Excerpt from a dataset:
============

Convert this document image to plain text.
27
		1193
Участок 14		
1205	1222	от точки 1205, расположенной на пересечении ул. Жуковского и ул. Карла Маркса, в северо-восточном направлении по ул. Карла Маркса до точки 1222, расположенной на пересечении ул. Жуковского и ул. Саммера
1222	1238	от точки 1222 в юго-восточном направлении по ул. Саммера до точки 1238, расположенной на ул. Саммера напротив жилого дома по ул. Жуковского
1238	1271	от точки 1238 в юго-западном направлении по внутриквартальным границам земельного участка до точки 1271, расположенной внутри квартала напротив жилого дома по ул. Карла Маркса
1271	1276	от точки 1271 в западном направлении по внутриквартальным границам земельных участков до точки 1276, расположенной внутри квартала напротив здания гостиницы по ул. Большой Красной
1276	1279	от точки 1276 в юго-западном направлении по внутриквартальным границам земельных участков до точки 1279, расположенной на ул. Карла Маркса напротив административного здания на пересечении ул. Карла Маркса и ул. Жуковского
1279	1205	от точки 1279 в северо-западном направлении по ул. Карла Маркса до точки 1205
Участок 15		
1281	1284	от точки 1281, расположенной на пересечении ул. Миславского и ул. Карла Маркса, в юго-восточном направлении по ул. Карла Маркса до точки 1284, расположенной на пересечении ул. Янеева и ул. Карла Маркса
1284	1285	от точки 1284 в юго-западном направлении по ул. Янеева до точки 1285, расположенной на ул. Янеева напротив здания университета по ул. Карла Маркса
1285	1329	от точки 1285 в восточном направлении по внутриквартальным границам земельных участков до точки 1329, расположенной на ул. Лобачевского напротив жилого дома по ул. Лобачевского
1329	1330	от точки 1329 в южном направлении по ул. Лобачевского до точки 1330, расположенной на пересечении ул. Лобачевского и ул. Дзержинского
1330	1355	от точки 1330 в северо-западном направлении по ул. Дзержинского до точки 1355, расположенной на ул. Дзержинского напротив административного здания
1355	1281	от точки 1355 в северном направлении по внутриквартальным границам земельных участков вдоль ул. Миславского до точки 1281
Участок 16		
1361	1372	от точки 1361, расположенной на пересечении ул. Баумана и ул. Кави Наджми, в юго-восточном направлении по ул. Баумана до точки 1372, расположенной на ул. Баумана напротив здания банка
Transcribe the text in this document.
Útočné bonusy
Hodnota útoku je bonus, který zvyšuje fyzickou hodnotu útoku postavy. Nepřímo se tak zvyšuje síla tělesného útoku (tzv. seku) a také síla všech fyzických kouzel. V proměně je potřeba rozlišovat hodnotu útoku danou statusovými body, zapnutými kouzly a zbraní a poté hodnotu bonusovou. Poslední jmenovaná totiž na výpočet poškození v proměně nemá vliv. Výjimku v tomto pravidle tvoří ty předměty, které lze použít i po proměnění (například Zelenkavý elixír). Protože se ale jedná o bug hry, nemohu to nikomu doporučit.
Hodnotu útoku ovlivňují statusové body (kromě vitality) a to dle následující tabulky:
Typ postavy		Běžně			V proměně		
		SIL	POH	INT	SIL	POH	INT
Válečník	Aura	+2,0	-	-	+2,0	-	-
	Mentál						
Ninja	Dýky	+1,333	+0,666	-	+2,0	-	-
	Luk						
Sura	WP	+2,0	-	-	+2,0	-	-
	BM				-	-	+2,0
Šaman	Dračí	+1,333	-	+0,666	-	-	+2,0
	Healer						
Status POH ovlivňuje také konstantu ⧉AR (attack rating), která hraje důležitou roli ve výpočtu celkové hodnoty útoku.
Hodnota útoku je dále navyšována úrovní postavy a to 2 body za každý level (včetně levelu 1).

============

▶ [EXERCISE AIM]:
Copy each line above that contains the word "административного".

▶ [ANSWER]:
1276	1279	от точки 1276 в юго-западном направлении по внутриквартальным границам земельных участков до точки 1279, расположенной на ул. Карла Маркса напротив административного здания на пересечении ул. Карла Маркса и ул. Жуковского
1330	1355	от точки 1330 в северо-западном направлении по ул. Дзержинского до точки 1355, расположенной на ул. Дзержинского напротив административного здания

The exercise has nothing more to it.